= Directions for this task =
Which lines of the records contain "source"? Collect every one of them.

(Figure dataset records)
━━━━━━━━━━━━━━━━━━━━━━━━━━━━━━

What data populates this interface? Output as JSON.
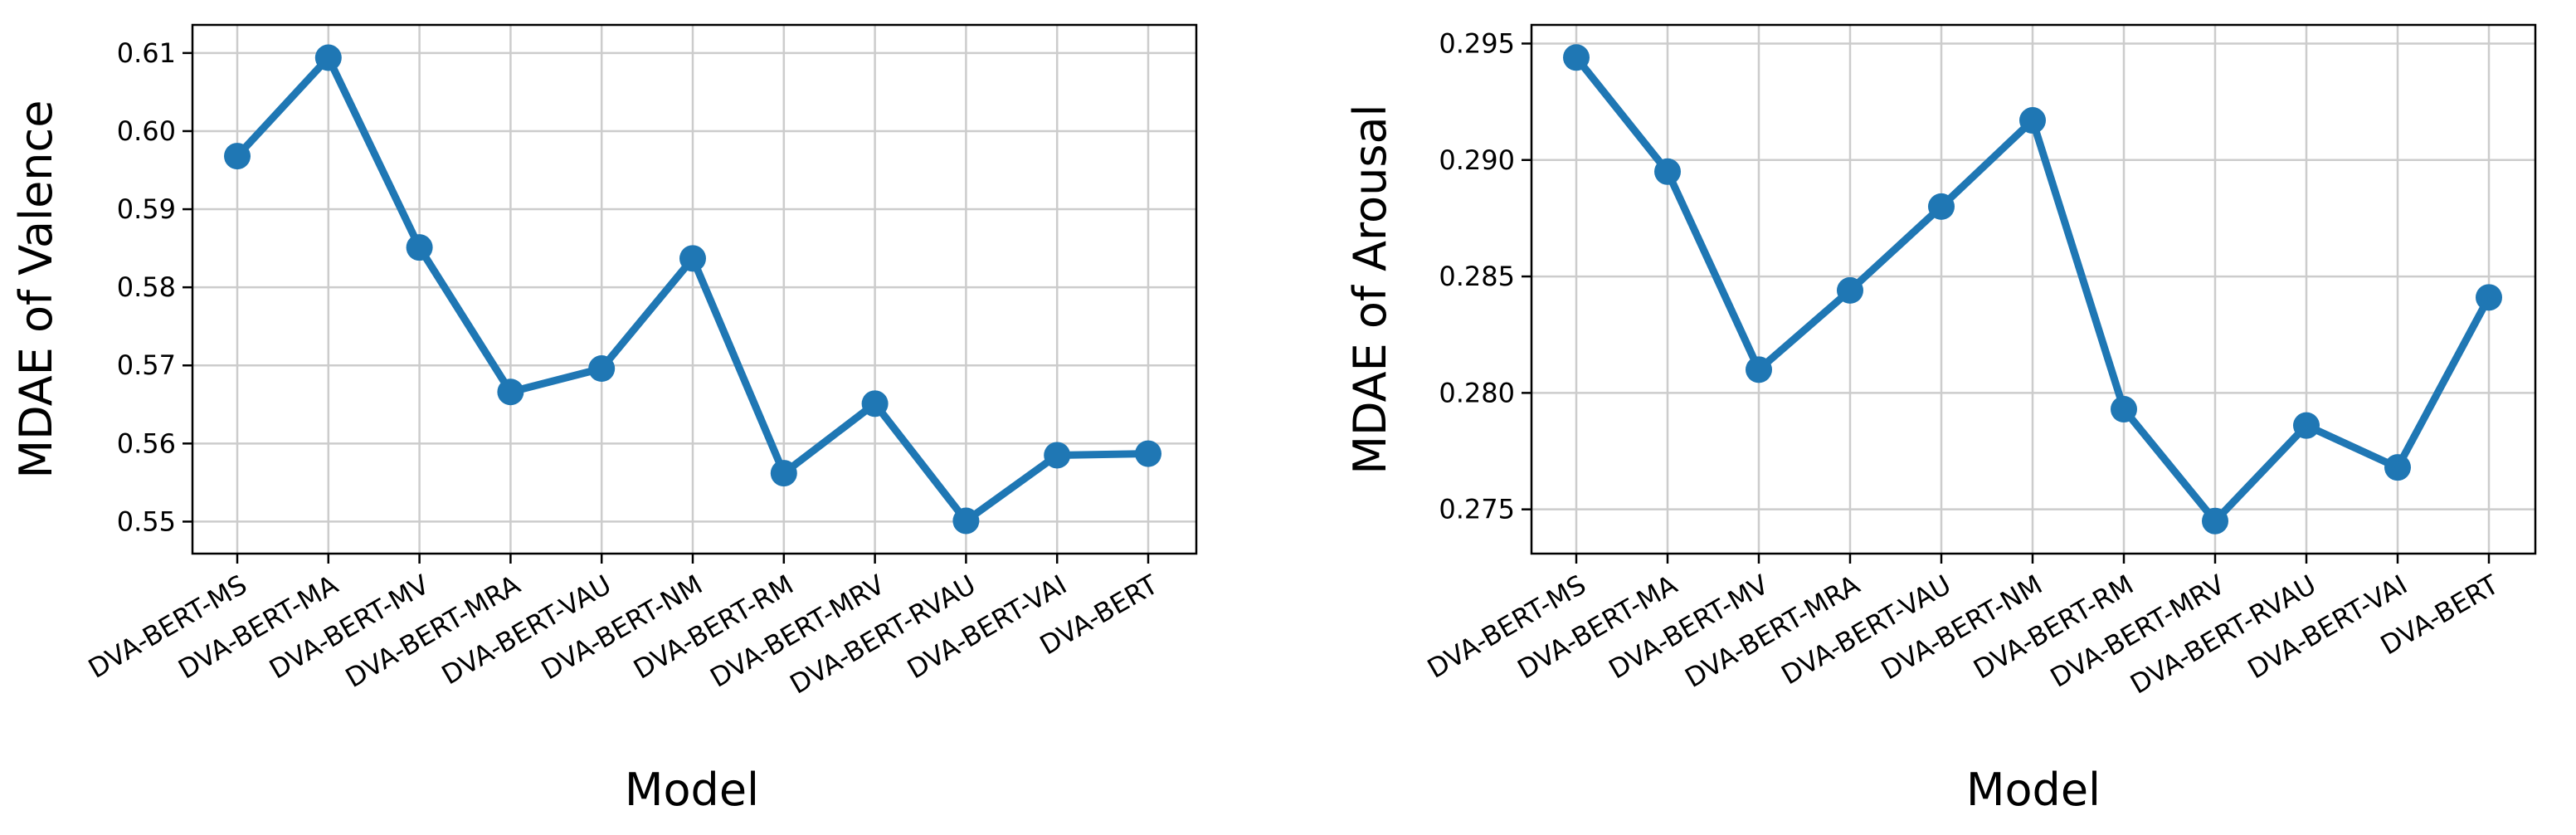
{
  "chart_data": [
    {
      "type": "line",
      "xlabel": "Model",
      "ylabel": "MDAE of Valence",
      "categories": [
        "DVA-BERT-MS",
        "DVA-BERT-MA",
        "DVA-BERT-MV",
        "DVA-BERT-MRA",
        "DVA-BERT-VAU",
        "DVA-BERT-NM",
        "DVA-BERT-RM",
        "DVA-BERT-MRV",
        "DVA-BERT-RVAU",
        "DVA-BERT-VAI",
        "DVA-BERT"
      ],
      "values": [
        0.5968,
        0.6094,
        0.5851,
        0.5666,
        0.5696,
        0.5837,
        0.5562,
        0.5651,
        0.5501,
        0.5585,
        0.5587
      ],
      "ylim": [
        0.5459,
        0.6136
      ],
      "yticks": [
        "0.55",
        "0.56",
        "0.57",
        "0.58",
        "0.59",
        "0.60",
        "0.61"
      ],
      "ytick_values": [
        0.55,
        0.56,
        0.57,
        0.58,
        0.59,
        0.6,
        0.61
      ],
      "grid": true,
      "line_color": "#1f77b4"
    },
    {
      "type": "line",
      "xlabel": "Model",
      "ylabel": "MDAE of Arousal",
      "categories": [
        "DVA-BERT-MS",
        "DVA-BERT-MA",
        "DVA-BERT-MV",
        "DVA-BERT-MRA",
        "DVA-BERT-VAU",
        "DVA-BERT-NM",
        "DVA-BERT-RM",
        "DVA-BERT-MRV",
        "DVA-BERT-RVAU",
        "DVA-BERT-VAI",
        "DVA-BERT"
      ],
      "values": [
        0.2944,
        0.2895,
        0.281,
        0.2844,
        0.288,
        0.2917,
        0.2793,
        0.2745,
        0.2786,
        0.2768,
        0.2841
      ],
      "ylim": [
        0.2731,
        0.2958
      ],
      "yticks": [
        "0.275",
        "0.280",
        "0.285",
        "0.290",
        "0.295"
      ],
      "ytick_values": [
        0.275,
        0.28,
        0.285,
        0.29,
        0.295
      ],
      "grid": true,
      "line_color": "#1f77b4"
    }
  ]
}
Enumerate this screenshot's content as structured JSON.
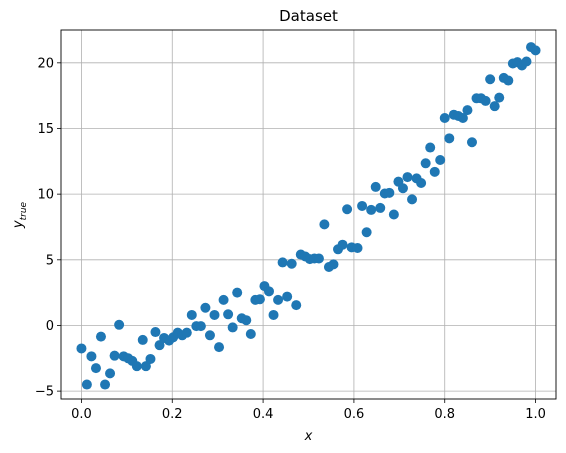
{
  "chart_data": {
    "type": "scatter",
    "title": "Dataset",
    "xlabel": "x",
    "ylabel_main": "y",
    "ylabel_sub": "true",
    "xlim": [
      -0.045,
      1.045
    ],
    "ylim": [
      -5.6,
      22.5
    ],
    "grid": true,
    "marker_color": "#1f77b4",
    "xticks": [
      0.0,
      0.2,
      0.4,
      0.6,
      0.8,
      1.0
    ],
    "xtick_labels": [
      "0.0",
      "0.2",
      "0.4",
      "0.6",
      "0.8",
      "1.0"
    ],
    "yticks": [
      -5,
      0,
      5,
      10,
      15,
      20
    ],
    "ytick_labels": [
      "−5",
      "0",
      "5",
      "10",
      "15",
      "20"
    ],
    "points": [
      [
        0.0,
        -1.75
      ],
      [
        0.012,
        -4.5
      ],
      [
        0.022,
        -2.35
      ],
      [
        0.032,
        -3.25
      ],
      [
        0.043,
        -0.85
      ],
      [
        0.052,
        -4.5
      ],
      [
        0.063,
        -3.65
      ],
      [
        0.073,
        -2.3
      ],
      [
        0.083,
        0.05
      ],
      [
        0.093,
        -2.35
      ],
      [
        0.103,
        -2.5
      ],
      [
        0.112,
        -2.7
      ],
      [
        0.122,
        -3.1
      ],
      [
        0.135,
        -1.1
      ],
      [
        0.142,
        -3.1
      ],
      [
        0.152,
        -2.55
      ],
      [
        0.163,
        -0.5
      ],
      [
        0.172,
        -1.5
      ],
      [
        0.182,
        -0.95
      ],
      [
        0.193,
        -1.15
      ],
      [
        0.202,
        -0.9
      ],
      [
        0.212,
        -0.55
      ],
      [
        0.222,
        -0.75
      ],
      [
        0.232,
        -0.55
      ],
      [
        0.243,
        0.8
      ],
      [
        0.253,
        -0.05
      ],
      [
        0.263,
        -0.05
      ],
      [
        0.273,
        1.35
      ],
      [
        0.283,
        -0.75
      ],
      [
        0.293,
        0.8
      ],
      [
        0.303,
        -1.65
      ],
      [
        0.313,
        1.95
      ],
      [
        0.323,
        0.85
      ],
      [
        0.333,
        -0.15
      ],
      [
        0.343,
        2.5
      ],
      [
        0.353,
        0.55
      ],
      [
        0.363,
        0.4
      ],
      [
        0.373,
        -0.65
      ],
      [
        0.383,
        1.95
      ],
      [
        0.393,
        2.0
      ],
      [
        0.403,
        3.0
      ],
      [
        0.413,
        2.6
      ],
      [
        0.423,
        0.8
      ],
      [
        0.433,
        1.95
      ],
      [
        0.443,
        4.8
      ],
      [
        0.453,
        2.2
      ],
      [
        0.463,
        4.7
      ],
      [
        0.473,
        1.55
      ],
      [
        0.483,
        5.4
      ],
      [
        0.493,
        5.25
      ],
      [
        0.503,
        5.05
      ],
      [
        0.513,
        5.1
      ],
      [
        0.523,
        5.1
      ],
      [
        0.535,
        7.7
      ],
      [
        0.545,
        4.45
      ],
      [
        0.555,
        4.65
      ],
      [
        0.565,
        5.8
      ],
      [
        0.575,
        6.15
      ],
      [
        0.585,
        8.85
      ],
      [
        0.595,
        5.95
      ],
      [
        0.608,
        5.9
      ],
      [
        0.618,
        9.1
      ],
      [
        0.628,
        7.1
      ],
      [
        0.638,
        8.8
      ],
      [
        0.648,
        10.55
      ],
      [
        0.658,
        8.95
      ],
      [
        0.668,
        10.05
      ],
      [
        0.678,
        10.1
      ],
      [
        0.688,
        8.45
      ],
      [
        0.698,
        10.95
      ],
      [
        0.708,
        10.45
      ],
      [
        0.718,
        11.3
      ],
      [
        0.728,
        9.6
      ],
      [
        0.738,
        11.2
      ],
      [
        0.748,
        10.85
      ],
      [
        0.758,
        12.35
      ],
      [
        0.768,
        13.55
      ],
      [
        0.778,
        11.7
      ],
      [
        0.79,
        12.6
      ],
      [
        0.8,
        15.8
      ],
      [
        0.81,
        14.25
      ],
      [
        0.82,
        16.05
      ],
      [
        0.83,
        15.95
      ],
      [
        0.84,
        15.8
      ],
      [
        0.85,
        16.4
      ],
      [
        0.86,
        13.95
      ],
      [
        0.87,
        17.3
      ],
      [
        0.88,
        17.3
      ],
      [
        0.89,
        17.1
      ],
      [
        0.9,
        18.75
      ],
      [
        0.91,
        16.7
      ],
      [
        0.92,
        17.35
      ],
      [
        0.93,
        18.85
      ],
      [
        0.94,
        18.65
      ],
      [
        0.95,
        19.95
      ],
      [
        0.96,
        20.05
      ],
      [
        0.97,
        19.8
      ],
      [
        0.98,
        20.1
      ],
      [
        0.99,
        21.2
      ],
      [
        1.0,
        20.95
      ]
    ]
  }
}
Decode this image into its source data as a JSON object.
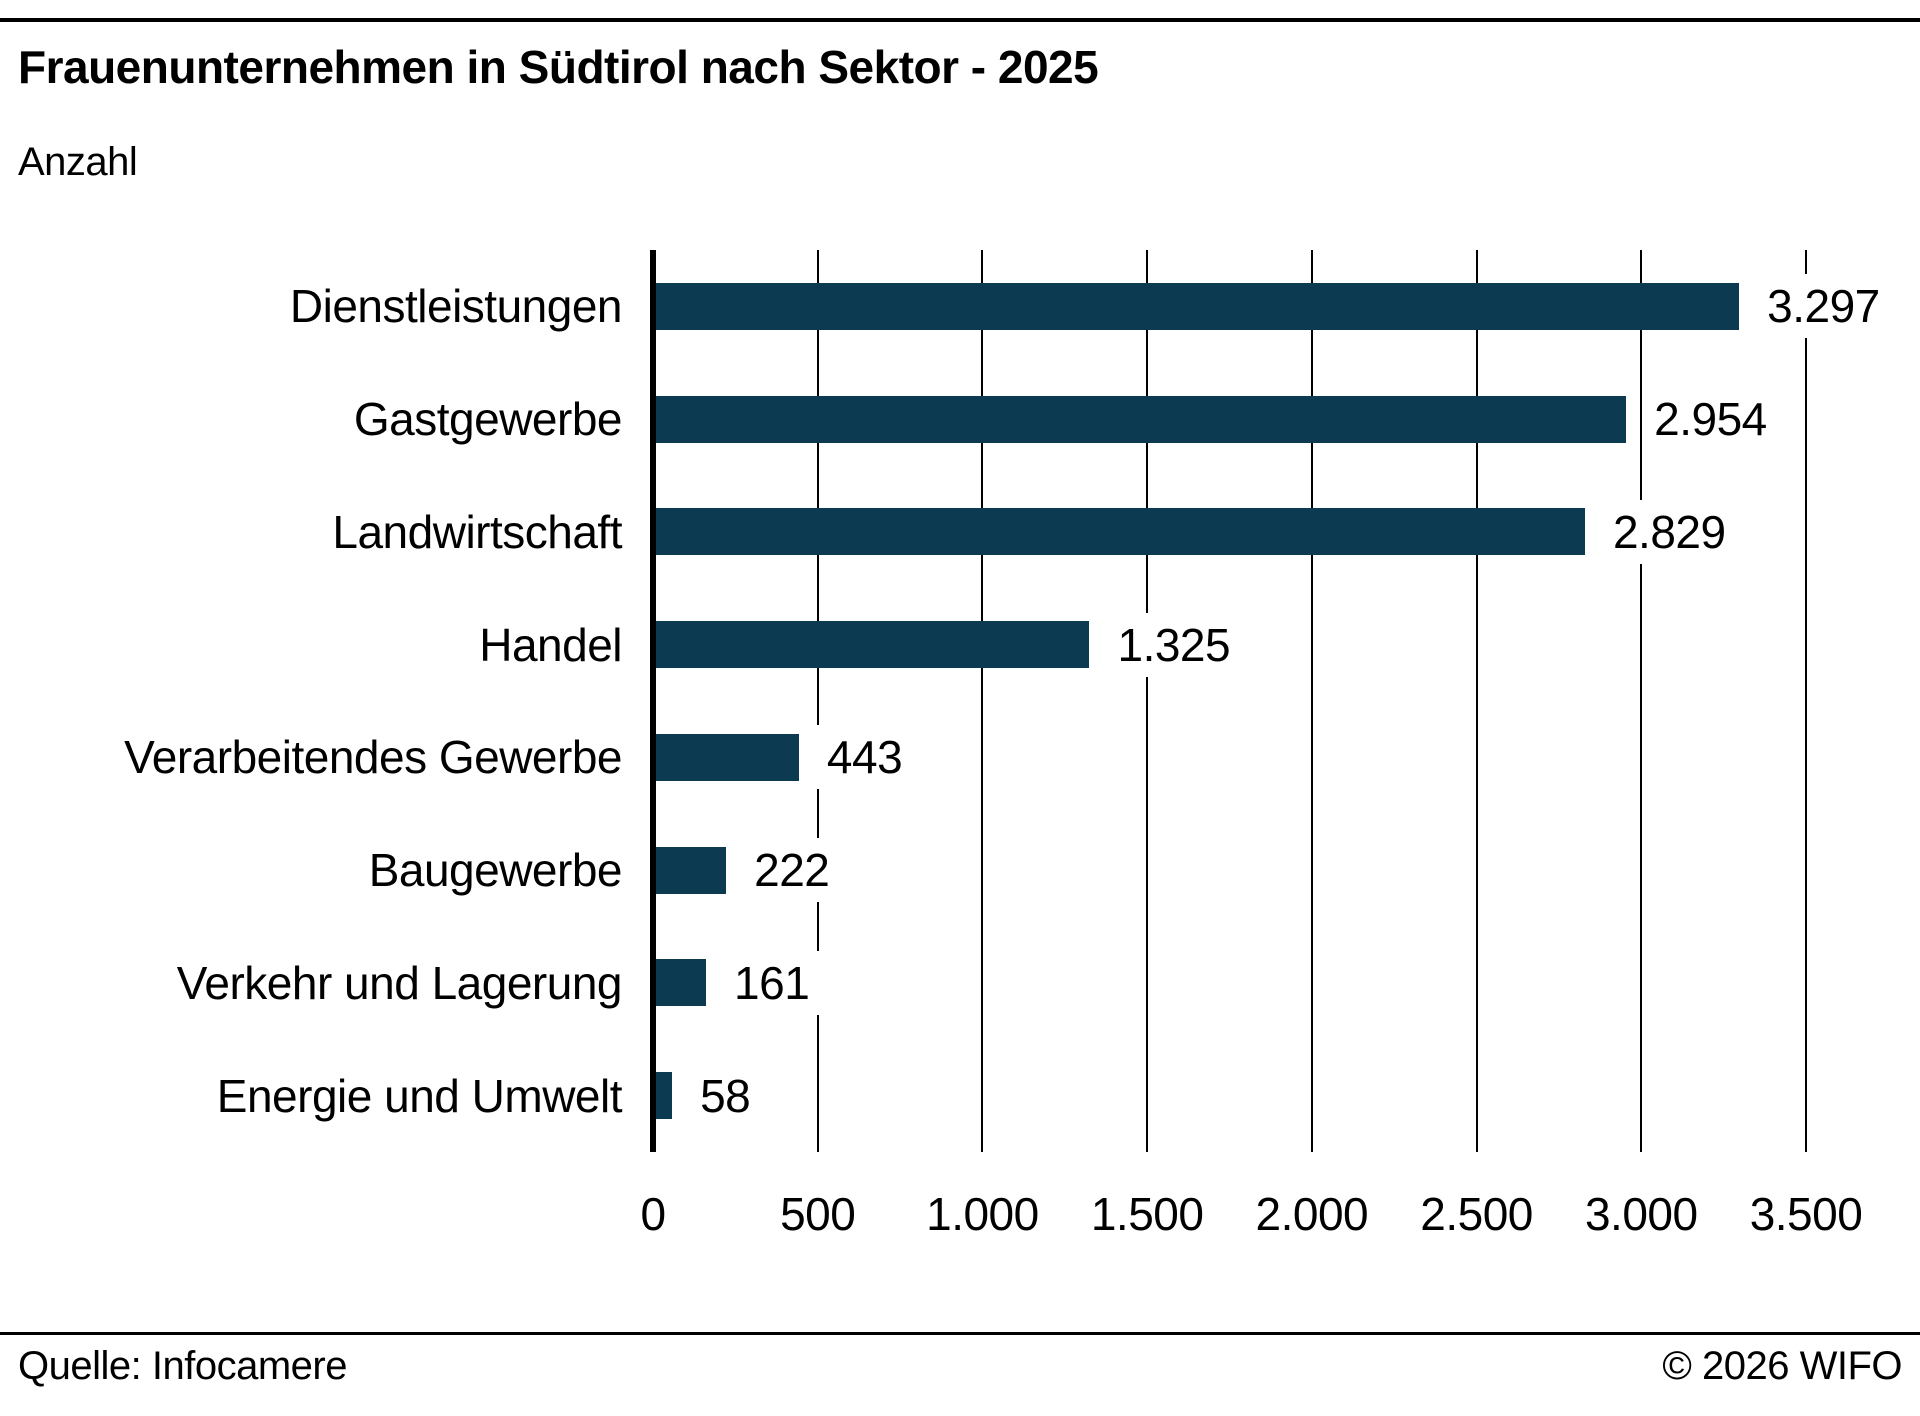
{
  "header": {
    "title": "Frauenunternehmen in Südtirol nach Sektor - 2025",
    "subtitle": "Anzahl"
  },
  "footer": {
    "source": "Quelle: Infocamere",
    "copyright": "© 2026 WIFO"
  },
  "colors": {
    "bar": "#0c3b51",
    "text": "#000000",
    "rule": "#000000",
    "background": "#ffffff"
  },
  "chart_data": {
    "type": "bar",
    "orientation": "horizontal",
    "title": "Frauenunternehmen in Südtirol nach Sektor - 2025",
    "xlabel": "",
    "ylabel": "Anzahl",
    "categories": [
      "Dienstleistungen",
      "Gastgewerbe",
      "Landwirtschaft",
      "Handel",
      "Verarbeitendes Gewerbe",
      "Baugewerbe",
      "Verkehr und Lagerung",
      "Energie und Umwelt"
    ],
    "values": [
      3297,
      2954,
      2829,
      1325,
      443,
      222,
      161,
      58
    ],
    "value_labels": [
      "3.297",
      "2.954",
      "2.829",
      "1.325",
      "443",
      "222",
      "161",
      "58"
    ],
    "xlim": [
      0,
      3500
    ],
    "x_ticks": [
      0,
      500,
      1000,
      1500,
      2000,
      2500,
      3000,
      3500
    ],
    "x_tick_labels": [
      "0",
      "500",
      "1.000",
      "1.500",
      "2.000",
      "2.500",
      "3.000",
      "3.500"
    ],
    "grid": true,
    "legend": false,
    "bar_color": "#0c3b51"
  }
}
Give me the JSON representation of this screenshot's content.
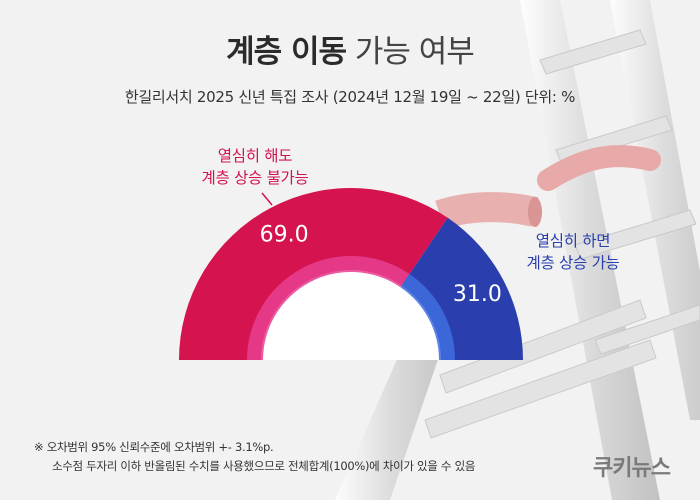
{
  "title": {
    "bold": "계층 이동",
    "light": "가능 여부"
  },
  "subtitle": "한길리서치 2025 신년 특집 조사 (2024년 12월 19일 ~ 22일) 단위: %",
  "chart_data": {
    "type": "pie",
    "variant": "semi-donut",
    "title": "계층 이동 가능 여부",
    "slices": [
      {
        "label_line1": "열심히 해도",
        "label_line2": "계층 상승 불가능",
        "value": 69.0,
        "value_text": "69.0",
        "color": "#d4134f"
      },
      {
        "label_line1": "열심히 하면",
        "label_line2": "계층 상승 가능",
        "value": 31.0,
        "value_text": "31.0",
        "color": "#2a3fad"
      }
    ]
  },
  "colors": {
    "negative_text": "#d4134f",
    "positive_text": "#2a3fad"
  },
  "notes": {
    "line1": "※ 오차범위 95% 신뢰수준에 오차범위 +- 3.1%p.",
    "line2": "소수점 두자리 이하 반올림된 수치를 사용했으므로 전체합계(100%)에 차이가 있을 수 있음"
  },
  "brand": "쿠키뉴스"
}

━━━━━━━━━━━━━━━━━━━━━━━━━━━━━━

= The reply =
Decode this image into its source data as a JSON object.
    "source": "Quelle: Infocamere",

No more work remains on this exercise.